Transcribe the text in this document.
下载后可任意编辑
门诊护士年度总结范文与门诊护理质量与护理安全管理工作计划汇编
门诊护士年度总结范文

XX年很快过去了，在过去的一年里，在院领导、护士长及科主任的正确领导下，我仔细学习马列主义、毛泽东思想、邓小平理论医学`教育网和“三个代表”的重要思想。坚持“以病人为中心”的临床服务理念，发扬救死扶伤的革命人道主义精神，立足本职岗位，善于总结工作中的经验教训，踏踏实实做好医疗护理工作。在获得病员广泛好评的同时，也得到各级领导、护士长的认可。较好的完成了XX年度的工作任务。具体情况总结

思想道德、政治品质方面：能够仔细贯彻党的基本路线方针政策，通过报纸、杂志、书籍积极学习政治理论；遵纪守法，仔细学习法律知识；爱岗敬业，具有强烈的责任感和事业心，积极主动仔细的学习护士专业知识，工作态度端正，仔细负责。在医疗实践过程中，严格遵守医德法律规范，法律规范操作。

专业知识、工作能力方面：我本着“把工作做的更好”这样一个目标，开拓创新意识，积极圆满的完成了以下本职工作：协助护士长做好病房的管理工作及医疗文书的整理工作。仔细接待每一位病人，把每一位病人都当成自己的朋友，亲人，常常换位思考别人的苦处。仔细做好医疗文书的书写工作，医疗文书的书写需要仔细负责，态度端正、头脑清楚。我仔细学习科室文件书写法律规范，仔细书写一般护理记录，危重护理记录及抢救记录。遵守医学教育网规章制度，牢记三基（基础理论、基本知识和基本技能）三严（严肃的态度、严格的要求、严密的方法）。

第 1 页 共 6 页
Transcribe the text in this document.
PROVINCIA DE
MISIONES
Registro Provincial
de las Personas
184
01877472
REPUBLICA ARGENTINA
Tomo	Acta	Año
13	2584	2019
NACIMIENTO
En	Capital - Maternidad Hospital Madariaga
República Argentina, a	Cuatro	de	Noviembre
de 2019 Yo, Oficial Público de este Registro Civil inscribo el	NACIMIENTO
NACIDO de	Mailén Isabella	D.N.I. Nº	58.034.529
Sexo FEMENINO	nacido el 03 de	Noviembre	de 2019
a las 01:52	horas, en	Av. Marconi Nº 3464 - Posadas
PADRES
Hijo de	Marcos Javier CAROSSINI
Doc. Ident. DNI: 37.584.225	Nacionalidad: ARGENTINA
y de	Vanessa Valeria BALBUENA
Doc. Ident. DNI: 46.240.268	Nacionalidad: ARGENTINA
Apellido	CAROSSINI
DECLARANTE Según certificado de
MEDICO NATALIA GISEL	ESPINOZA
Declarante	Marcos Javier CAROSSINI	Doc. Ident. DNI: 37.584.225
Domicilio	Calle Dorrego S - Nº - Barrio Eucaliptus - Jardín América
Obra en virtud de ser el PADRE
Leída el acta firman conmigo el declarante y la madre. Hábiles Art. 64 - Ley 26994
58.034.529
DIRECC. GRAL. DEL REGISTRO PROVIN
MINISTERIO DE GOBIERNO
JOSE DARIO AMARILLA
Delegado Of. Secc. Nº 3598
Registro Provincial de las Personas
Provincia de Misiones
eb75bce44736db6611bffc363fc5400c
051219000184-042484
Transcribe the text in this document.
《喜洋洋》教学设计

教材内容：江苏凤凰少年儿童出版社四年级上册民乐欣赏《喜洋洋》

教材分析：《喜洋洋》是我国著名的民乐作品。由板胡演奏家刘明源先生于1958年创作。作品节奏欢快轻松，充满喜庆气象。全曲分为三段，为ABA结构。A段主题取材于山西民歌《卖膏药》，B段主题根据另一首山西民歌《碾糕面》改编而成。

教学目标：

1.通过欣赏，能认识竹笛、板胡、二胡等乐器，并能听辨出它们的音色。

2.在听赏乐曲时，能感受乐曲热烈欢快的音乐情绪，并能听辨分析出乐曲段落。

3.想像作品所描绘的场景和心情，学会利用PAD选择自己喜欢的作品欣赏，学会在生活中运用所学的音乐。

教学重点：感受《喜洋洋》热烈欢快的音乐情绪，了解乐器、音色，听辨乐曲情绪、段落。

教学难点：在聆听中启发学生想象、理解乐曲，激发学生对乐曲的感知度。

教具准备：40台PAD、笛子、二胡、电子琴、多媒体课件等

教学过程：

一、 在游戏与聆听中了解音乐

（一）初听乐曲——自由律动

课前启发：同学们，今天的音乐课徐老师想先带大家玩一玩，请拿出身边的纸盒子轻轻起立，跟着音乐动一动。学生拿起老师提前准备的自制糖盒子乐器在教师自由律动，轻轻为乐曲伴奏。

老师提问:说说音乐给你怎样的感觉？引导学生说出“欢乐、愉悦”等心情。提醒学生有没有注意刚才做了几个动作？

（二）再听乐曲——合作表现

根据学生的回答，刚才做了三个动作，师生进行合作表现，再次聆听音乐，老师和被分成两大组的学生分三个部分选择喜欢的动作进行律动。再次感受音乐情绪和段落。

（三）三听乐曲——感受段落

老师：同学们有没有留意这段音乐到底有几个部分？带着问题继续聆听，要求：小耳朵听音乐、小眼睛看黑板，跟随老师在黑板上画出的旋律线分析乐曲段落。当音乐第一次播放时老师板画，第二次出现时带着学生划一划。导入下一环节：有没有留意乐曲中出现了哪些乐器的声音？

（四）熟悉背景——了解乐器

Goal of the exercise
A number is the only answer here: how many lines of the material above contain "NACIMIENTO"?

Correct response
2